== Required task ==
Give the number of lines in this listing that contain "screenshot", with no other words.

== Records to use ==

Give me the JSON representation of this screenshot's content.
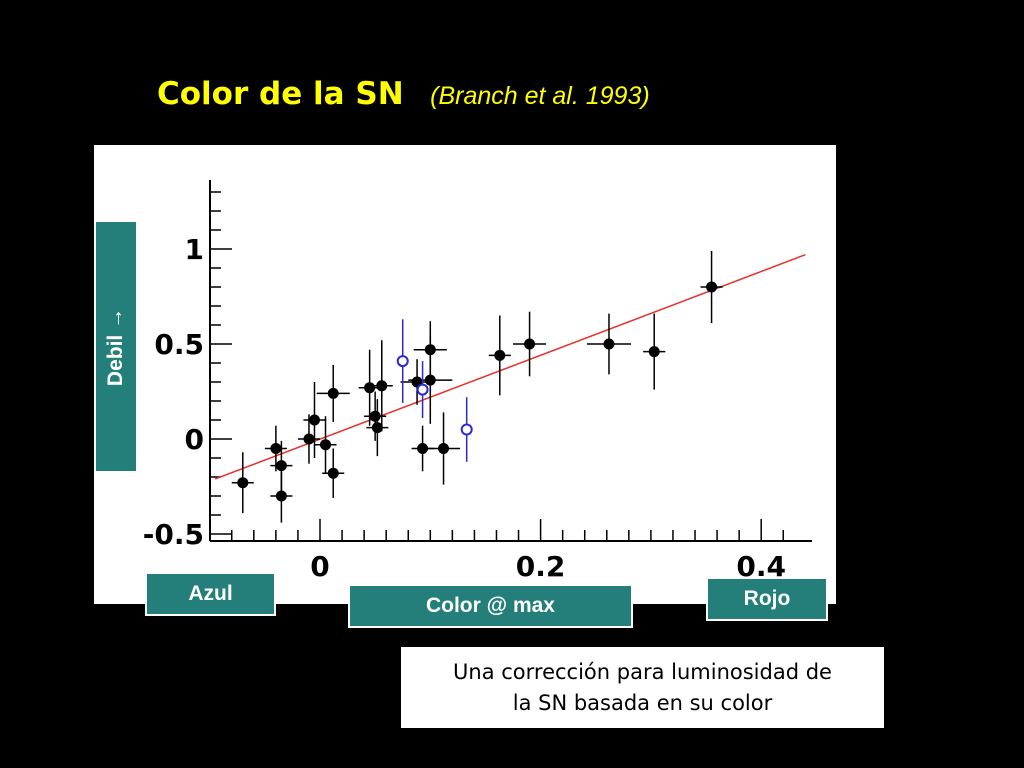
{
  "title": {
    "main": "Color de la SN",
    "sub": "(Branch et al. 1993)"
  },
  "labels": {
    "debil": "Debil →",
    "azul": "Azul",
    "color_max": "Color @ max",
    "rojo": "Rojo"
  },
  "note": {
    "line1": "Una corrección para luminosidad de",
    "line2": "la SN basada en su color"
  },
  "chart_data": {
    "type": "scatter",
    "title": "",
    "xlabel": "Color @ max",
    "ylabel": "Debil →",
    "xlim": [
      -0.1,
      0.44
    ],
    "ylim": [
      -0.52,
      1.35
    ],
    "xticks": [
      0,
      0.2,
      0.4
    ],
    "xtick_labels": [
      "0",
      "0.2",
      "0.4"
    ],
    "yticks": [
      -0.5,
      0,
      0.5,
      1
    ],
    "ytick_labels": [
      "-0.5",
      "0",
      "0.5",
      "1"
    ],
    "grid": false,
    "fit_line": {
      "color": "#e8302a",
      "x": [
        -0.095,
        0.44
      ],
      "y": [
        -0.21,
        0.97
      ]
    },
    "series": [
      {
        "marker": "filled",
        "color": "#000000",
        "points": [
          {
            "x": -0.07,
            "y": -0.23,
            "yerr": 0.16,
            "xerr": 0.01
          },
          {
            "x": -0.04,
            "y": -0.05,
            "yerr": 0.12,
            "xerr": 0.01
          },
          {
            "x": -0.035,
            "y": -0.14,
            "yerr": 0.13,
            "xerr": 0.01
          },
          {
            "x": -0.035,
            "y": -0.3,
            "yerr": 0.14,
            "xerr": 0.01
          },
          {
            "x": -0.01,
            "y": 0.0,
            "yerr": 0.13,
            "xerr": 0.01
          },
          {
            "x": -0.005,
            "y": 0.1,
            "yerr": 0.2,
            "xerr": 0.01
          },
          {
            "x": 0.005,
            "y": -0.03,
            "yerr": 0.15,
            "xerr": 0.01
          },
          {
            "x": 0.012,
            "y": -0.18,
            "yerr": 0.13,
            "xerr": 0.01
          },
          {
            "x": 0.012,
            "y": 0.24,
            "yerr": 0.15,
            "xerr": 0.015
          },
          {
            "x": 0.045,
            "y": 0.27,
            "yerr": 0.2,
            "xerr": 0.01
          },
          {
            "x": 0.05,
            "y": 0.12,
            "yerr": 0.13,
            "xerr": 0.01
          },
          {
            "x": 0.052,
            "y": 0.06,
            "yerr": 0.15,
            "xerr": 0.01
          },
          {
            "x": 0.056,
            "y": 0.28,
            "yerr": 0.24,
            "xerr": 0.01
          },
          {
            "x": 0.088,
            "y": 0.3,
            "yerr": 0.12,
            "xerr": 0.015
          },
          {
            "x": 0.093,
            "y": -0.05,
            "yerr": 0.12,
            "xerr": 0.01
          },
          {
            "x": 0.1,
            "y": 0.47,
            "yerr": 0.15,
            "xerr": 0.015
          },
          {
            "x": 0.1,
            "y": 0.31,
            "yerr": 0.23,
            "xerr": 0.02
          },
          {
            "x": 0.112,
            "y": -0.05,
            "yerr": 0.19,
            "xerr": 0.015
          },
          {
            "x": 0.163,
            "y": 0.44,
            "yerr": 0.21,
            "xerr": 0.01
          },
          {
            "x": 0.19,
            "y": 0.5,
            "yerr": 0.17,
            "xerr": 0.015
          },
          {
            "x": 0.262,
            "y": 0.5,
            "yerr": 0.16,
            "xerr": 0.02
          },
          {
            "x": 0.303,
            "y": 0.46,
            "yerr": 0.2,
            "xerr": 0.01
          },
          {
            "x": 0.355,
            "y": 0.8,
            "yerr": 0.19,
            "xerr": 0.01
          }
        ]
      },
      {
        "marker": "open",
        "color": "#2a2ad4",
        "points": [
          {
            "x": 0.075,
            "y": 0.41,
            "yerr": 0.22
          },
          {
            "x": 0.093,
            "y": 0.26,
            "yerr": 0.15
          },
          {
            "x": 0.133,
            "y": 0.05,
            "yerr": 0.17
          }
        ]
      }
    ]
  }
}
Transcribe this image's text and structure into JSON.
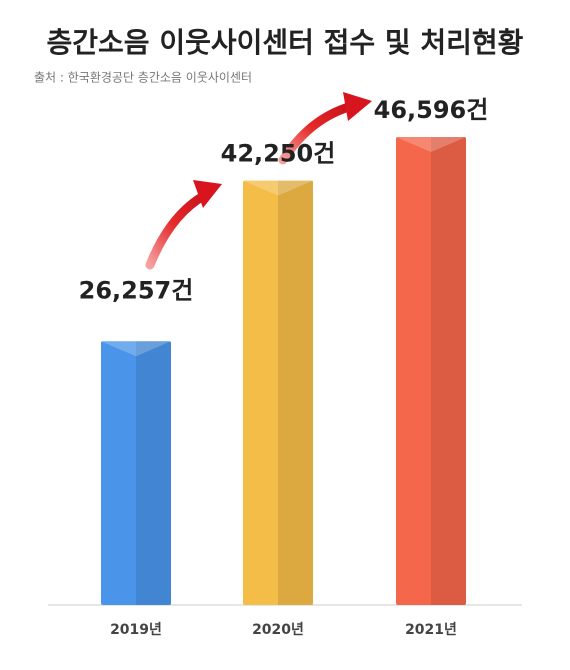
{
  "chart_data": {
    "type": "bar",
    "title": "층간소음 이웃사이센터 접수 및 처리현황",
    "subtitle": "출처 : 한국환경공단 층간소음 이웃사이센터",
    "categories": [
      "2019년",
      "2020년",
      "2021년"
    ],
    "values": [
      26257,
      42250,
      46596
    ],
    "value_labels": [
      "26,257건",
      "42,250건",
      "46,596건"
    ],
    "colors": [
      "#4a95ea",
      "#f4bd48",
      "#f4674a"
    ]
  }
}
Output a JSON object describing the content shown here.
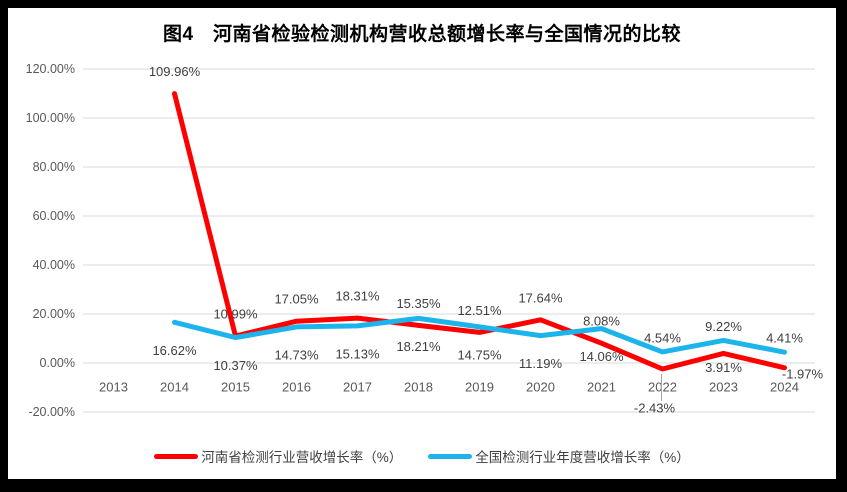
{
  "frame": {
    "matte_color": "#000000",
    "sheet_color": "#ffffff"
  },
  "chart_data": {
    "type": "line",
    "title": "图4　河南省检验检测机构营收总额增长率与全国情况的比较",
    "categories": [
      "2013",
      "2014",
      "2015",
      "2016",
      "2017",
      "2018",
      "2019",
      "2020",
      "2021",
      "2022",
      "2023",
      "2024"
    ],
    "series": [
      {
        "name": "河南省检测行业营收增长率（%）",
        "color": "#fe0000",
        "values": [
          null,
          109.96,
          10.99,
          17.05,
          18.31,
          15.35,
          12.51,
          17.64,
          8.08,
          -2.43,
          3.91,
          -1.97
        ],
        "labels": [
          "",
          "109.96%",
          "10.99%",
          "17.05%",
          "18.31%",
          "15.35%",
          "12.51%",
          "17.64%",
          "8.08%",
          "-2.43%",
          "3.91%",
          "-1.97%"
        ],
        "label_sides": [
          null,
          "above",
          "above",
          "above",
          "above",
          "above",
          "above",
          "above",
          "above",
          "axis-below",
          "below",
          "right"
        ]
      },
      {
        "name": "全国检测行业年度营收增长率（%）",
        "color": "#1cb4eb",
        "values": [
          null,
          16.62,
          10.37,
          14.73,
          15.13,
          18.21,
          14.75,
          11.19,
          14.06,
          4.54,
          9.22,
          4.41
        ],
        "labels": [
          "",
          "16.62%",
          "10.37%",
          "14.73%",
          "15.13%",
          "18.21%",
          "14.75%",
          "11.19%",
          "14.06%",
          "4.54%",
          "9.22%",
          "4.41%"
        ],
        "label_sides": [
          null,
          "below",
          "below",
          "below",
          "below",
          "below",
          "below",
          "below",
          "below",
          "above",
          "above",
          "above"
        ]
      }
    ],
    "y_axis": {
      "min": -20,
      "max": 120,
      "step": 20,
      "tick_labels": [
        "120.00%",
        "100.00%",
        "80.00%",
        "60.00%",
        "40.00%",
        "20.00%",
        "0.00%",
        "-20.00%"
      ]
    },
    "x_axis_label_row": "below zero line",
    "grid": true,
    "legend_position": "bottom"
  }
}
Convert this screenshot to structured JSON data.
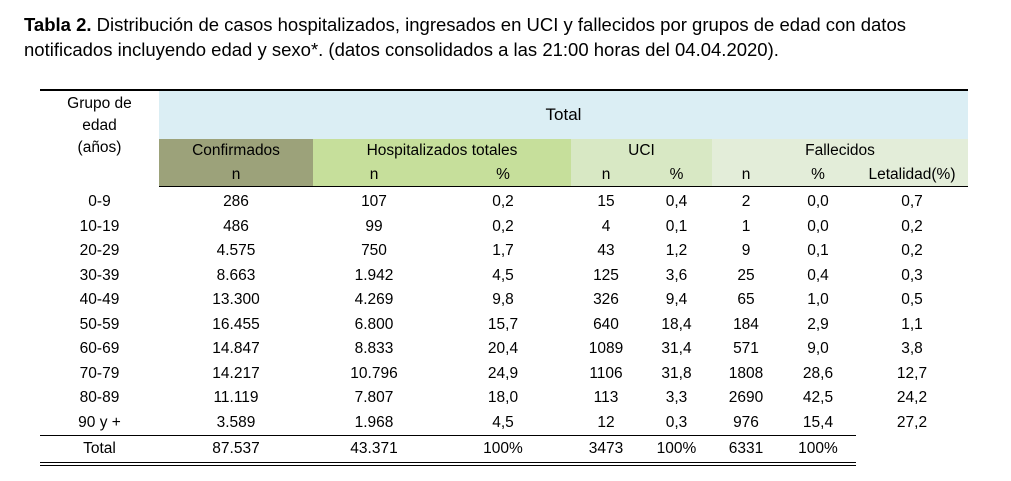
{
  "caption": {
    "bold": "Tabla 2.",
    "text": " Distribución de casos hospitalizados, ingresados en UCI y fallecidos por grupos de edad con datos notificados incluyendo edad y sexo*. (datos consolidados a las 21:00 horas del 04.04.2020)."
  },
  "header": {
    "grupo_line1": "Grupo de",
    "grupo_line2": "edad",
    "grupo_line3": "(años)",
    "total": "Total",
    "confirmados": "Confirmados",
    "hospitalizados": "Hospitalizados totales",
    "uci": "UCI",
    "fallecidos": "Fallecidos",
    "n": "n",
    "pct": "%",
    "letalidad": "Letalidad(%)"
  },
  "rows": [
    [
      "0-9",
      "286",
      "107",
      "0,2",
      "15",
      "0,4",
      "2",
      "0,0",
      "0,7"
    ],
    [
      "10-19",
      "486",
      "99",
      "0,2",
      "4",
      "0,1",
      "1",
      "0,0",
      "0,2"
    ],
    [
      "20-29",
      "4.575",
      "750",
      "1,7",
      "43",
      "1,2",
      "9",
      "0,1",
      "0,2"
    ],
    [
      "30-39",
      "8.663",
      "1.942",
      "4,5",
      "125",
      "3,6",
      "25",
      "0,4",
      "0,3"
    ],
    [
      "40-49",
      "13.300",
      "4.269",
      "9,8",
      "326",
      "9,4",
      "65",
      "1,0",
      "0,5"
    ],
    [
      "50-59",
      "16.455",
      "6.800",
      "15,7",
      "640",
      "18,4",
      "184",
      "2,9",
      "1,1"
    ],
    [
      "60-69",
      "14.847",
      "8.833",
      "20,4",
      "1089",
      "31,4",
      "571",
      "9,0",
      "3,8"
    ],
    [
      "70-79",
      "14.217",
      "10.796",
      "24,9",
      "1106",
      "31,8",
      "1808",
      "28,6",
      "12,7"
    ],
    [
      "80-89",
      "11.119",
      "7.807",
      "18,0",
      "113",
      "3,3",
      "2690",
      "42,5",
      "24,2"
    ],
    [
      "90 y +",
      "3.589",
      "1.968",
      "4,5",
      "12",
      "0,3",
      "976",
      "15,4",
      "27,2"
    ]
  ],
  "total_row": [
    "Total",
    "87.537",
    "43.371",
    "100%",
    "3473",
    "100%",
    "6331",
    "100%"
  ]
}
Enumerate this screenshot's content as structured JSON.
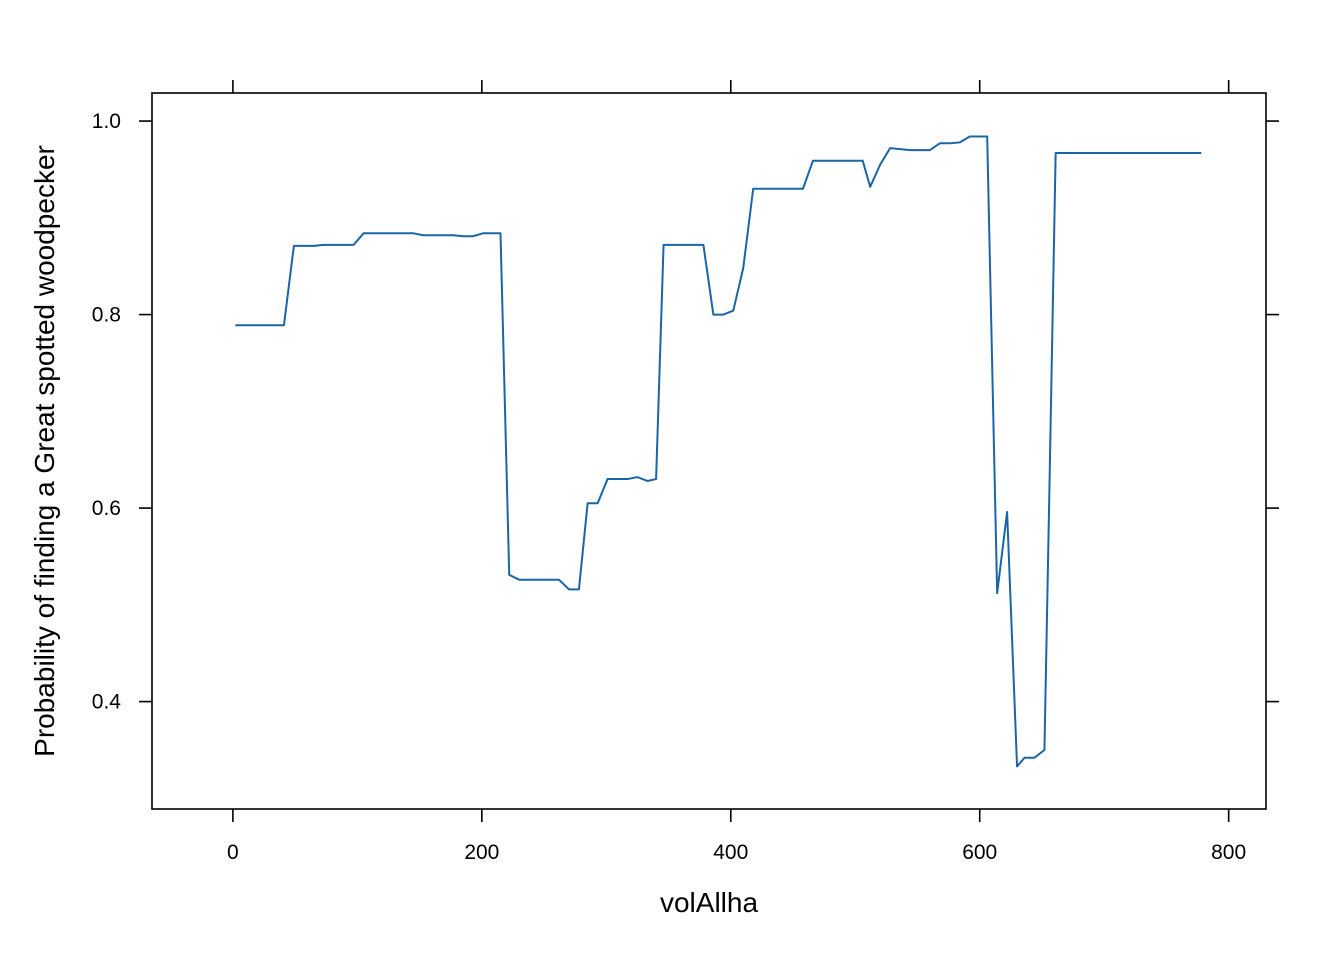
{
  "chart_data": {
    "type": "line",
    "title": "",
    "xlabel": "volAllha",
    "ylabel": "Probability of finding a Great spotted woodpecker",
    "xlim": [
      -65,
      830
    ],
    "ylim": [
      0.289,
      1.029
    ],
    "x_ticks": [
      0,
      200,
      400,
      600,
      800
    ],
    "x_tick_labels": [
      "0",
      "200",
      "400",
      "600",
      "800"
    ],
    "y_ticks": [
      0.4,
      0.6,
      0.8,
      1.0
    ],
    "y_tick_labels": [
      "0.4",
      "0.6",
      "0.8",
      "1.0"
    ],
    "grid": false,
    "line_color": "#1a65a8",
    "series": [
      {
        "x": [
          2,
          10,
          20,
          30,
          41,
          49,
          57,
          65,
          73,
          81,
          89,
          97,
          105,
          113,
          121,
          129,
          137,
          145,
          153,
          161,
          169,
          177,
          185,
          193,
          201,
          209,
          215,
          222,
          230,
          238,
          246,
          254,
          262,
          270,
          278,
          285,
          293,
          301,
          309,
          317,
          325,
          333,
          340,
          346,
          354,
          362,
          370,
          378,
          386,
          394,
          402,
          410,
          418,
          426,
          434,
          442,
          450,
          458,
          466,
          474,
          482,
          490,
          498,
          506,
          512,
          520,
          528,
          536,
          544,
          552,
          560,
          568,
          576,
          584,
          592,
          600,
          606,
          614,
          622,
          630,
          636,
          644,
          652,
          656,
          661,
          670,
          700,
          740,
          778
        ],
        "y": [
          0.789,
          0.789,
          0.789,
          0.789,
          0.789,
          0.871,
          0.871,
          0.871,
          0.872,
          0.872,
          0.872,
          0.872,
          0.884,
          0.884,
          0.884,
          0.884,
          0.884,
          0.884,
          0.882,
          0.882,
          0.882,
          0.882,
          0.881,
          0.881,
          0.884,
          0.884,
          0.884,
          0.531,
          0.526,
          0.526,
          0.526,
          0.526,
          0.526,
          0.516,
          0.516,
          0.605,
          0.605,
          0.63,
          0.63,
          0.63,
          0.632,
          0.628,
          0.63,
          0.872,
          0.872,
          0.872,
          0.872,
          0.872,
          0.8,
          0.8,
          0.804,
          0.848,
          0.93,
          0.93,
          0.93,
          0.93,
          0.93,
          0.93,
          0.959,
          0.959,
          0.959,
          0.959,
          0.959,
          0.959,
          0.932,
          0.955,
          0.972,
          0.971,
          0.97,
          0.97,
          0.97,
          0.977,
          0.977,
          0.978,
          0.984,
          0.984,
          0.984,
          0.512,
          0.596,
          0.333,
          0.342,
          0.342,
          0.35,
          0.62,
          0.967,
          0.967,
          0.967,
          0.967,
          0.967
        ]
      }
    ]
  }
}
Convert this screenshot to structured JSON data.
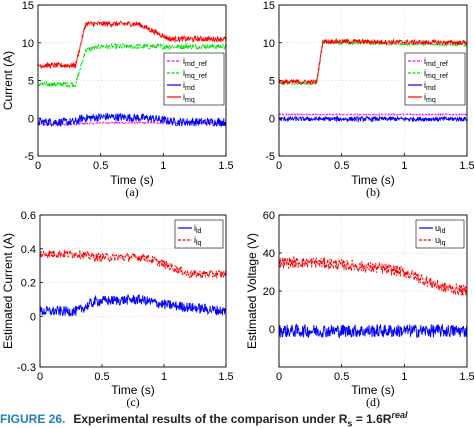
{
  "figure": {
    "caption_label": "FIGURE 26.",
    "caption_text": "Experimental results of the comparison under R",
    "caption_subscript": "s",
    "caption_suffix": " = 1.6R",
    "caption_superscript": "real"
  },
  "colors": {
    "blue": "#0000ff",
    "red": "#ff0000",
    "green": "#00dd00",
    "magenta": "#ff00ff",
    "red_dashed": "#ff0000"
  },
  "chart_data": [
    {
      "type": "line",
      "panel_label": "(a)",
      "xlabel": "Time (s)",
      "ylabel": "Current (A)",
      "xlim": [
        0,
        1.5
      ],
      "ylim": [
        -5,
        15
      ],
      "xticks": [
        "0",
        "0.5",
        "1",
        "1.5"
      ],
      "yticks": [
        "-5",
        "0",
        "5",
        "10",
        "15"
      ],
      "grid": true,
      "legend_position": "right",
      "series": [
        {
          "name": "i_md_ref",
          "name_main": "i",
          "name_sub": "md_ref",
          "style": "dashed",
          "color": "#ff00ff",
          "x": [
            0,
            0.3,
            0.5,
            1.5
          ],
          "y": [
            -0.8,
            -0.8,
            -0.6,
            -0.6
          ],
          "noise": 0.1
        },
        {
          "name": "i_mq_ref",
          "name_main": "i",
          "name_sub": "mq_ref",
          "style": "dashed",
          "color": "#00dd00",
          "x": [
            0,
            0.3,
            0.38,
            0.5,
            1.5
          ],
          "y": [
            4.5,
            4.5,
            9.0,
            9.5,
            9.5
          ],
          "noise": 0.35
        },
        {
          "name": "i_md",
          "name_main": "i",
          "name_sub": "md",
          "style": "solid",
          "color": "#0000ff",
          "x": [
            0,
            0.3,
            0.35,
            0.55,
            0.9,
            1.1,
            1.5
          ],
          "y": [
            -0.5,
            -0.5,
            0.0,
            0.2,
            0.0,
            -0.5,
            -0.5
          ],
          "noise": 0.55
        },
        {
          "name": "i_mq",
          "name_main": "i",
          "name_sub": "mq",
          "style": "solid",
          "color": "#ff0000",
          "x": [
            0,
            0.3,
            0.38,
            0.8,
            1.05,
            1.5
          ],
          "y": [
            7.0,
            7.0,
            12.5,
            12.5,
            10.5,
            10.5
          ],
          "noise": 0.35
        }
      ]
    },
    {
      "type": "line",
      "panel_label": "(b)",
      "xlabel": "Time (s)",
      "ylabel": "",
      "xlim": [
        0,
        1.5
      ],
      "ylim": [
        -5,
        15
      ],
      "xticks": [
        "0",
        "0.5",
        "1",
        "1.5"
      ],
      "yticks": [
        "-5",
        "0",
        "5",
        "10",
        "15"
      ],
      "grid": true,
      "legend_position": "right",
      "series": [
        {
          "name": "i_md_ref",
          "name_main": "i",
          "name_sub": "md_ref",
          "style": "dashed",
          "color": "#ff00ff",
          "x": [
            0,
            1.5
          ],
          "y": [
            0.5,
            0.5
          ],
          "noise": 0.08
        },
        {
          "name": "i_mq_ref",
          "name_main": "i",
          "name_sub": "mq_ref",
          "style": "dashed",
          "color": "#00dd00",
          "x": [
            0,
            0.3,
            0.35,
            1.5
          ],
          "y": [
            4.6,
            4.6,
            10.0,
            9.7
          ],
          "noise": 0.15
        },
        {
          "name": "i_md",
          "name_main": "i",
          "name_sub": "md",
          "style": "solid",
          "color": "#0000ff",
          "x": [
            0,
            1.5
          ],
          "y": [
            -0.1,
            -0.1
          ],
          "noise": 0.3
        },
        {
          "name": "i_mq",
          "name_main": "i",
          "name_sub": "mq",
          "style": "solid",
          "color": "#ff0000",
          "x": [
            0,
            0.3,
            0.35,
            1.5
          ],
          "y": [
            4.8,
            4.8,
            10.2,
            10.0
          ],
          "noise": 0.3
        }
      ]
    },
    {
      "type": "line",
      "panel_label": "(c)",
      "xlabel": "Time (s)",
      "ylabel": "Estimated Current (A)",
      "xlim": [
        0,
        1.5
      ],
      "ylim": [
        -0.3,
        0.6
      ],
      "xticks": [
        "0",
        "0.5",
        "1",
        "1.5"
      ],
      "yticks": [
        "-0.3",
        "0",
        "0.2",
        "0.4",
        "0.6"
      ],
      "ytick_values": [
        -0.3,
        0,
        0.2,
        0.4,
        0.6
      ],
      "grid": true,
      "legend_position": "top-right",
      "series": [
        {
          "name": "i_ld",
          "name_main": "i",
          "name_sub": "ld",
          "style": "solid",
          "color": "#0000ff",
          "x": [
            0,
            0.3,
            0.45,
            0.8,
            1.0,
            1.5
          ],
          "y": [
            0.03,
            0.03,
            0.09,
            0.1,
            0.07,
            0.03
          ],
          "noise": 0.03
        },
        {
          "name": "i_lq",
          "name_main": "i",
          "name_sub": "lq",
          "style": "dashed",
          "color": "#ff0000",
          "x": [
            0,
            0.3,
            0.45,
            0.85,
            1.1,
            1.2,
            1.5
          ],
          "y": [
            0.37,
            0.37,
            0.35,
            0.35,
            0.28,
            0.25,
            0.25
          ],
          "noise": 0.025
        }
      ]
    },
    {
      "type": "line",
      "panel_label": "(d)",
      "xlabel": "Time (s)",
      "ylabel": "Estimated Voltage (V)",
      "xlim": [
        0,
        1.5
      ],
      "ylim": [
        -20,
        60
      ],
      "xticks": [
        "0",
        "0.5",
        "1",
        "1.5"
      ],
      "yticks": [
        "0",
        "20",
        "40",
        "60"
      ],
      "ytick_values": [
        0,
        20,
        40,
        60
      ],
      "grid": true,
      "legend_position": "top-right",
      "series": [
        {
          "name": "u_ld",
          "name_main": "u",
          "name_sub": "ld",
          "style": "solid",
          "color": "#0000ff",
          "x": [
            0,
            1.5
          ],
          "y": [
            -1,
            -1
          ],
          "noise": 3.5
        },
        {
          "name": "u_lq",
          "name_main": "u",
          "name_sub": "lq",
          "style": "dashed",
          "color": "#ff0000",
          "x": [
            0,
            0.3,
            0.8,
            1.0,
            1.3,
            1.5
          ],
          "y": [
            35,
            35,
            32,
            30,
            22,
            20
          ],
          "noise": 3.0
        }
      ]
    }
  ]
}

== Exercise solution ==
4